Part of a data file
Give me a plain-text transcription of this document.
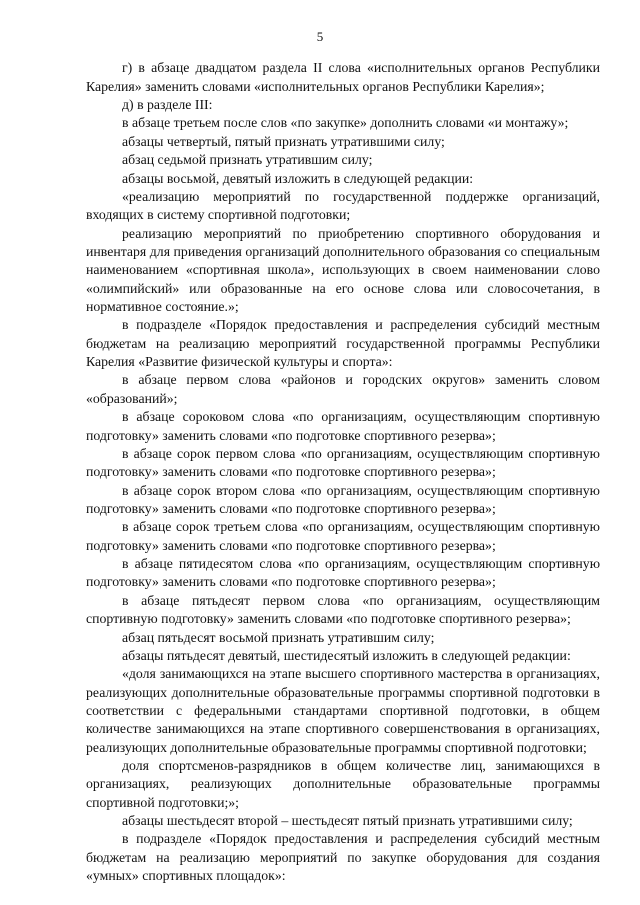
5

г) в абзаце двадцатом раздела II слова «исполнительных органов Республики Карелия» заменить словами «исполнительных органов Республики Карелия»;

д) в разделе III:

в абзаце третьем после слов «по закупке» дополнить словами «и монтажу»;

абзацы четвертый, пятый признать утратившими силу;

абзац седьмой признать утратившим силу;

абзацы восьмой, девятый изложить в следующей редакции:

«реализацию мероприятий по государственной поддержке организаций, входящих в систему спортивной подготовки;

реализацию мероприятий по приобретению спортивного оборудования и инвентаря для приведения организаций дополнительного образования со специальным наименованием «спортивная школа», использующих в своем наименовании слово «олимпийский» или образованные на его основе слова или словосочетания, в нормативное состояние.»;

в подразделе «Порядок предоставления и распределения субсидий местным бюджетам на реализацию мероприятий государственной программы Республики Карелия «Развитие физической культуры и спорта»:

в абзаце первом слова «районов и городских округов» заменить словом «образований»;

в абзаце сороковом слова «по организациям, осуществляющим спортивную подготовку» заменить словами «по подготовке спортивного резерва»;

в абзаце сорок первом слова «по организациям, осуществляющим спортивную подготовку» заменить словами «по подготовке спортивного резерва»;

в абзаце сорок втором слова «по организациям, осуществляющим спортивную подготовку» заменить словами «по подготовке спортивного резерва»;

в абзаце сорок третьем слова «по организациям, осуществляющим спортивную подготовку» заменить словами «по подготовке спортивного резерва»;

в абзаце пятидесятом слова «по организациям, осуществляющим спортивную подготовку» заменить словами «по подготовке спортивного резерва»;

в абзаце пятьдесят первом слова «по организациям, осуществляющим спортивную подготовку» заменить словами «по подготовке спортивного резерва»;

абзац пятьдесят восьмой признать утратившим силу;

абзацы пятьдесят девятый, шестидесятый изложить в следующей редакции:

«доля занимающихся на этапе высшего спортивного мастерства в организациях, реализующих дополнительные образовательные программы спортивной подготовки в соответствии с федеральными стандартами спортивной подготовки, в общем количестве занимающихся на этапе спортивного совершенствования в организациях, реализующих дополнительные образовательные программы спортивной подготовки;

доля спортсменов-разрядников в общем количестве лиц, занимающихся в организациях, реализующих дополнительные образовательные программы спортивной подготовки;»;

абзацы шестьдесят второй – шестьдесят пятый признать утратившими силу;

в подразделе «Порядок предоставления и распределения субсидий местным бюджетам на реализацию мероприятий по закупке оборудования для создания «умных» спортивных площадок»:
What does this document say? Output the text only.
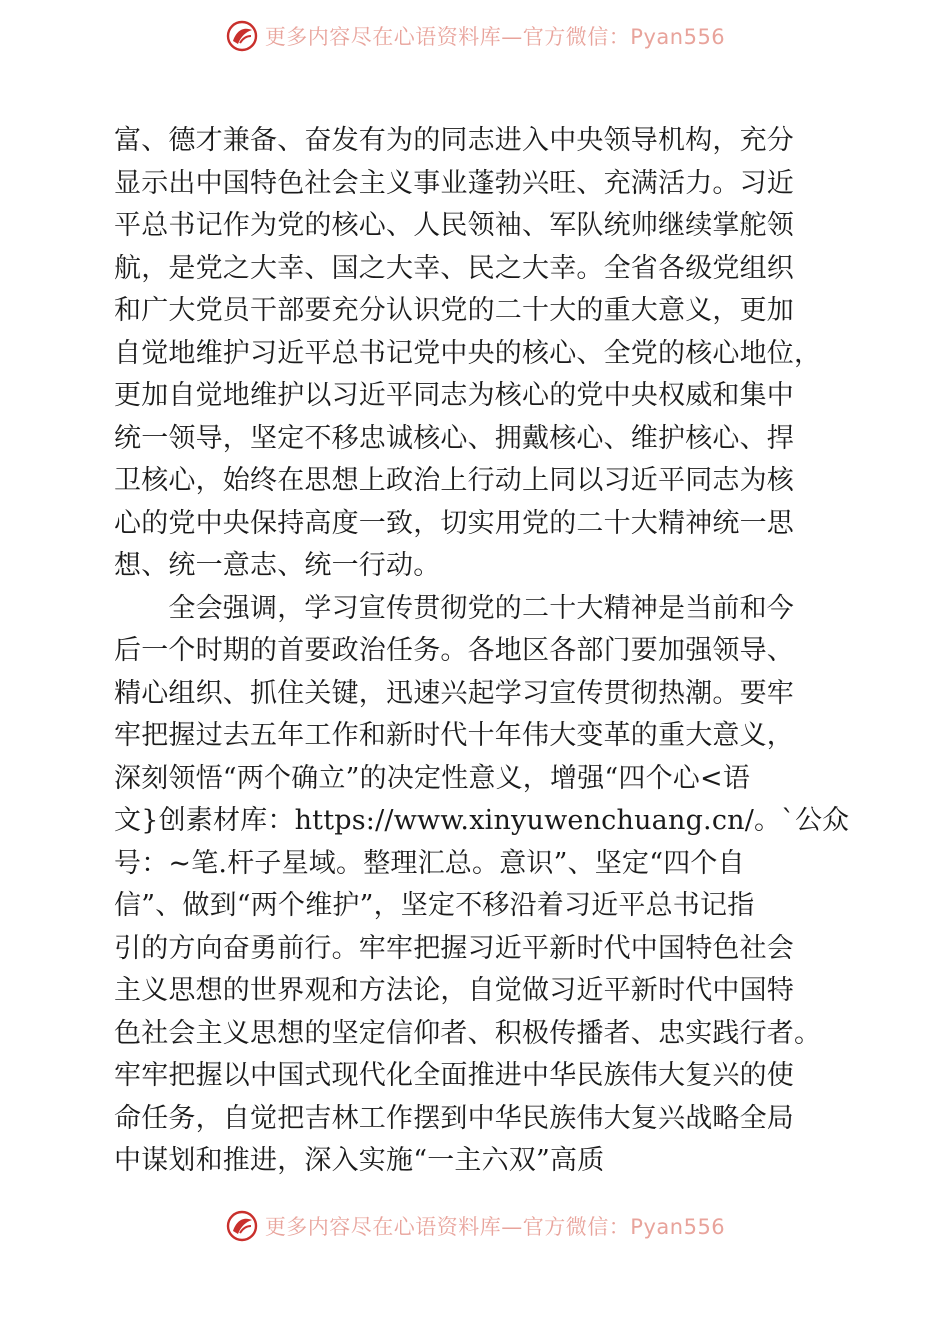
更多内容尽在心语资料库—官方微信：Pyan556
富、德才兼备、奋发有为的同志进入中央领导机构，充分
显示出中国特色社会主义事业蓬勃兴旺、充满活力。习近
平总书记作为党的核心、人民领袖、军队统帅继续掌舵领
航，是党之大幸、国之大幸、民之大幸。全省各级党组织
和广大党员干部要充分认识党的二十大的重大意义，更加
自觉地维护习近平总书记党中央的核心、全党的核心地位，
更加自觉地维护以习近平同志为核心的党中央权威和集中
统一领导，坚定不移忠诚核心、拥戴核心、维护核心、捍
卫核心，始终在思想上政治上行动上同以习近平同志为核
心的党中央保持高度一致，切实用党的二十大精神统一思
想、统一意志、统一行动。
　　全会强调，学习宣传贯彻党的二十大精神是当前和今
后一个时期的首要政治任务。各地区各部门要加强领导、
精心组织、抓住关键，迅速兴起学习宣传贯彻热潮。要牢
牢把握过去五年工作和新时代十年伟大变革的重大意义，
深刻领悟“两个确立”的决定性意义，增强“四个心<语
文}创素材库：https://www.xinyuwenchuang.cn/。`公众
号：~笔.杆子星域。整理汇总。意识”、坚定“四个自
信”、做到“两个维护”，坚定不移沿着习近平总书记指
引的方向奋勇前行。牢牢把握习近平新时代中国特色社会
主义思想的世界观和方法论，自觉做习近平新时代中国特
色社会主义思想的坚定信仰者、积极传播者、忠实践行者。
牢牢把握以中国式现代化全面推进中华民族伟大复兴的使
命任务，自觉把吉林工作摆到中华民族伟大复兴战略全局
中谋划和推进，深入实施“一主六双”高质
更多内容尽在心语资料库—官方微信：Pyan556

AIM: From the records above, pull out every line containing the word "организациях".

ANSWER TO THE TASK:
«доля занимающихся на этапе высшего спортивного мастерства в организациях, реализующих дополнительные образовательные программы спортивной подготовки в соответствии с федеральными стандартами спортивной подготовки, в общем количестве занимающихся на этапе спортивного совершенствования в организациях, реализующих дополнительные образовательные программы спортивной подготовки;
доля спортсменов-разрядников в общем количестве лиц, занимающихся в организациях, реализующих дополнительные образовательные программы спортивной подготовки;»;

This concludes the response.